▸ Input data
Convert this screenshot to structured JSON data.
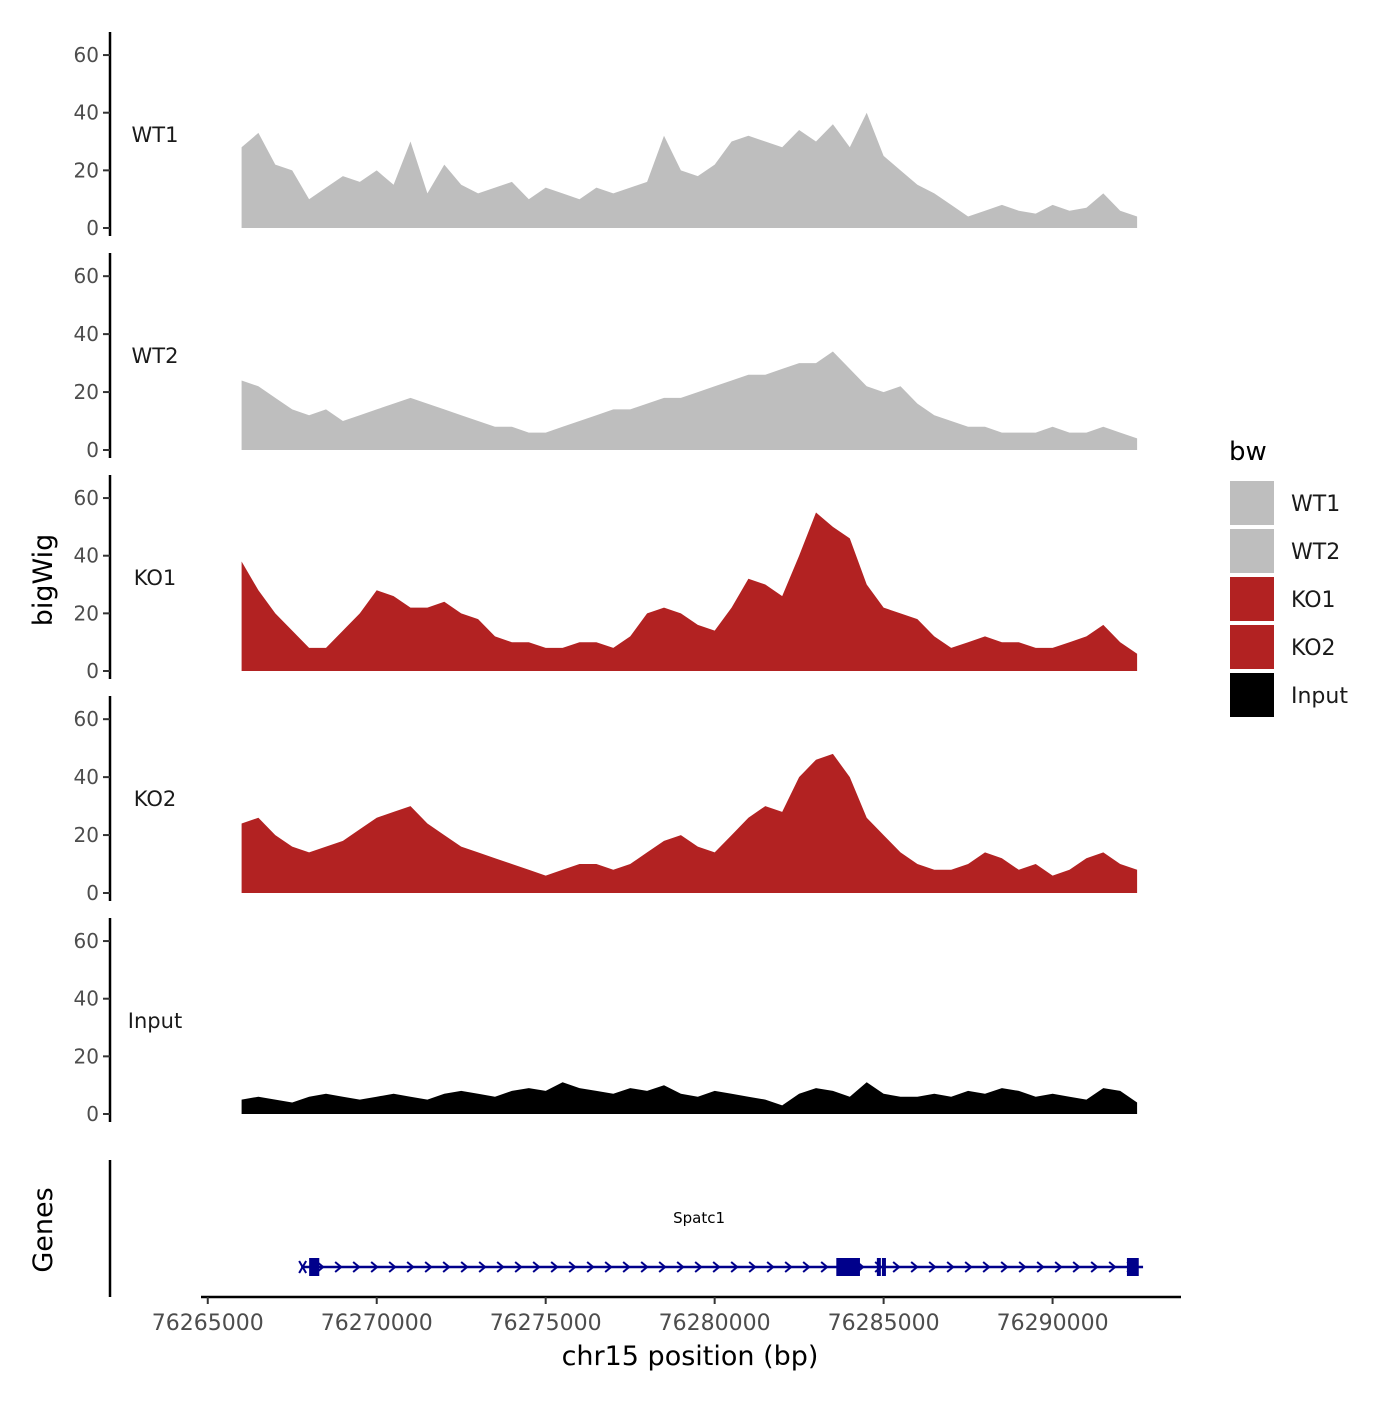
{
  "chart_data": {
    "type": "area",
    "chromosome": "chr15",
    "xlabel": "chr15 position (bp)",
    "ylabel": "bigWig",
    "genes_panel_label": "Genes",
    "xlim": [
      76264800,
      76293800
    ],
    "x_ticks": [
      76265000,
      76270000,
      76275000,
      76280000,
      76285000,
      76290000
    ],
    "x_tick_labels": [
      "76265000",
      "76270000",
      "76275000",
      "76280000",
      "76285000",
      "76290000"
    ],
    "ylim": [
      0,
      68
    ],
    "y_ticks": [
      0,
      20,
      40,
      60
    ],
    "y_tick_labels": [
      "0",
      "20",
      "40",
      "60"
    ],
    "grid": false,
    "legend": {
      "title": "bw",
      "position": "right",
      "entries": [
        {
          "label": "WT1",
          "color": "#bebebe"
        },
        {
          "label": "WT2",
          "color": "#bebebe"
        },
        {
          "label": "KO1",
          "color": "#b22222"
        },
        {
          "label": "KO2",
          "color": "#b22222"
        },
        {
          "label": "Input",
          "color": "#000000"
        }
      ]
    },
    "series": [
      {
        "name": "WT1",
        "color": "#bebebe",
        "x": [
          76266000,
          76266500,
          76267000,
          76267500,
          76268000,
          76268500,
          76269000,
          76269500,
          76270000,
          76270500,
          76271000,
          76271500,
          76272000,
          76272500,
          76273000,
          76273500,
          76274000,
          76274500,
          76275000,
          76275500,
          76276000,
          76276500,
          76277000,
          76277500,
          76278000,
          76278500,
          76279000,
          76279500,
          76280000,
          76280500,
          76281000,
          76281500,
          76282000,
          76282500,
          76283000,
          76283500,
          76284000,
          76284500,
          76285000,
          76285500,
          76286000,
          76286500,
          76287000,
          76287500,
          76288000,
          76288500,
          76289000,
          76289500,
          76290000,
          76290500,
          76291000,
          76291500,
          76292000,
          76292500
        ],
        "values": [
          28,
          33,
          22,
          20,
          10,
          14,
          18,
          16,
          20,
          15,
          30,
          12,
          22,
          15,
          12,
          14,
          16,
          10,
          14,
          12,
          10,
          14,
          12,
          14,
          16,
          32,
          20,
          18,
          22,
          30,
          32,
          30,
          28,
          34,
          30,
          36,
          28,
          40,
          25,
          20,
          15,
          12,
          8,
          4,
          6,
          8,
          6,
          5,
          8,
          6,
          7,
          12,
          6,
          4
        ]
      },
      {
        "name": "WT2",
        "color": "#bebebe",
        "x": [
          76266000,
          76266500,
          76267000,
          76267500,
          76268000,
          76268500,
          76269000,
          76269500,
          76270000,
          76270500,
          76271000,
          76271500,
          76272000,
          76272500,
          76273000,
          76273500,
          76274000,
          76274500,
          76275000,
          76275500,
          76276000,
          76276500,
          76277000,
          76277500,
          76278000,
          76278500,
          76279000,
          76279500,
          76280000,
          76280500,
          76281000,
          76281500,
          76282000,
          76282500,
          76283000,
          76283500,
          76284000,
          76284500,
          76285000,
          76285500,
          76286000,
          76286500,
          76287000,
          76287500,
          76288000,
          76288500,
          76289000,
          76289500,
          76290000,
          76290500,
          76291000,
          76291500,
          76292000,
          76292500
        ],
        "values": [
          24,
          22,
          18,
          14,
          12,
          14,
          10,
          12,
          14,
          16,
          18,
          16,
          14,
          12,
          10,
          8,
          8,
          6,
          6,
          8,
          10,
          12,
          14,
          14,
          16,
          18,
          18,
          20,
          22,
          24,
          26,
          26,
          28,
          30,
          30,
          34,
          28,
          22,
          20,
          22,
          16,
          12,
          10,
          8,
          8,
          6,
          6,
          6,
          8,
          6,
          6,
          8,
          6,
          4
        ]
      },
      {
        "name": "KO1",
        "color": "#b22222",
        "x": [
          76266000,
          76266500,
          76267000,
          76267500,
          76268000,
          76268500,
          76269000,
          76269500,
          76270000,
          76270500,
          76271000,
          76271500,
          76272000,
          76272500,
          76273000,
          76273500,
          76274000,
          76274500,
          76275000,
          76275500,
          76276000,
          76276500,
          76277000,
          76277500,
          76278000,
          76278500,
          76279000,
          76279500,
          76280000,
          76280500,
          76281000,
          76281500,
          76282000,
          76282500,
          76283000,
          76283500,
          76284000,
          76284500,
          76285000,
          76285500,
          76286000,
          76286500,
          76287000,
          76287500,
          76288000,
          76288500,
          76289000,
          76289500,
          76290000,
          76290500,
          76291000,
          76291500,
          76292000,
          76292500
        ],
        "values": [
          38,
          28,
          20,
          14,
          8,
          8,
          14,
          20,
          28,
          26,
          22,
          22,
          24,
          20,
          18,
          12,
          10,
          10,
          8,
          8,
          10,
          10,
          8,
          12,
          20,
          22,
          20,
          16,
          14,
          22,
          32,
          30,
          26,
          40,
          55,
          50,
          46,
          30,
          22,
          20,
          18,
          12,
          8,
          10,
          12,
          10,
          10,
          8,
          8,
          10,
          12,
          16,
          10,
          6
        ]
      },
      {
        "name": "KO2",
        "color": "#b22222",
        "x": [
          76266000,
          76266500,
          76267000,
          76267500,
          76268000,
          76268500,
          76269000,
          76269500,
          76270000,
          76270500,
          76271000,
          76271500,
          76272000,
          76272500,
          76273000,
          76273500,
          76274000,
          76274500,
          76275000,
          76275500,
          76276000,
          76276500,
          76277000,
          76277500,
          76278000,
          76278500,
          76279000,
          76279500,
          76280000,
          76280500,
          76281000,
          76281500,
          76282000,
          76282500,
          76283000,
          76283500,
          76284000,
          76284500,
          76285000,
          76285500,
          76286000,
          76286500,
          76287000,
          76287500,
          76288000,
          76288500,
          76289000,
          76289500,
          76290000,
          76290500,
          76291000,
          76291500,
          76292000,
          76292500
        ],
        "values": [
          24,
          26,
          20,
          16,
          14,
          16,
          18,
          22,
          26,
          28,
          30,
          24,
          20,
          16,
          14,
          12,
          10,
          8,
          6,
          8,
          10,
          10,
          8,
          10,
          14,
          18,
          20,
          16,
          14,
          20,
          26,
          30,
          28,
          40,
          46,
          48,
          40,
          26,
          20,
          14,
          10,
          8,
          8,
          10,
          14,
          12,
          8,
          10,
          6,
          8,
          12,
          14,
          10,
          8
        ]
      },
      {
        "name": "Input",
        "color": "#000000",
        "x": [
          76266000,
          76266500,
          76267000,
          76267500,
          76268000,
          76268500,
          76269000,
          76269500,
          76270000,
          76270500,
          76271000,
          76271500,
          76272000,
          76272500,
          76273000,
          76273500,
          76274000,
          76274500,
          76275000,
          76275500,
          76276000,
          76276500,
          76277000,
          76277500,
          76278000,
          76278500,
          76279000,
          76279500,
          76280000,
          76280500,
          76281000,
          76281500,
          76282000,
          76282500,
          76283000,
          76283500,
          76284000,
          76284500,
          76285000,
          76285500,
          76286000,
          76286500,
          76287000,
          76287500,
          76288000,
          76288500,
          76289000,
          76289500,
          76290000,
          76290500,
          76291000,
          76291500,
          76292000,
          76292500
        ],
        "values": [
          5,
          6,
          5,
          4,
          6,
          7,
          6,
          5,
          6,
          7,
          6,
          5,
          7,
          8,
          7,
          6,
          8,
          9,
          8,
          11,
          9,
          8,
          7,
          9,
          8,
          10,
          7,
          6,
          8,
          7,
          6,
          5,
          3,
          7,
          9,
          8,
          6,
          11,
          7,
          6,
          6,
          7,
          6,
          8,
          7,
          9,
          8,
          6,
          7,
          6,
          5,
          9,
          8,
          4
        ]
      }
    ],
    "gene_track": {
      "gene": "Spatc1",
      "strand": "+",
      "start": 76268000,
      "end": 76292500,
      "exons": [
        [
          76268000,
          76268300
        ],
        [
          76283600,
          76284300
        ],
        [
          76284800,
          76284900
        ],
        [
          76284950,
          76285050
        ],
        [
          76292200,
          76292550
        ]
      ]
    }
  }
}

▸ What is being asked
Every line above that includes the word "position" should be listed.

▸ Solution below
    "xlabel": "chr15 position (bp)",
      "position": "right",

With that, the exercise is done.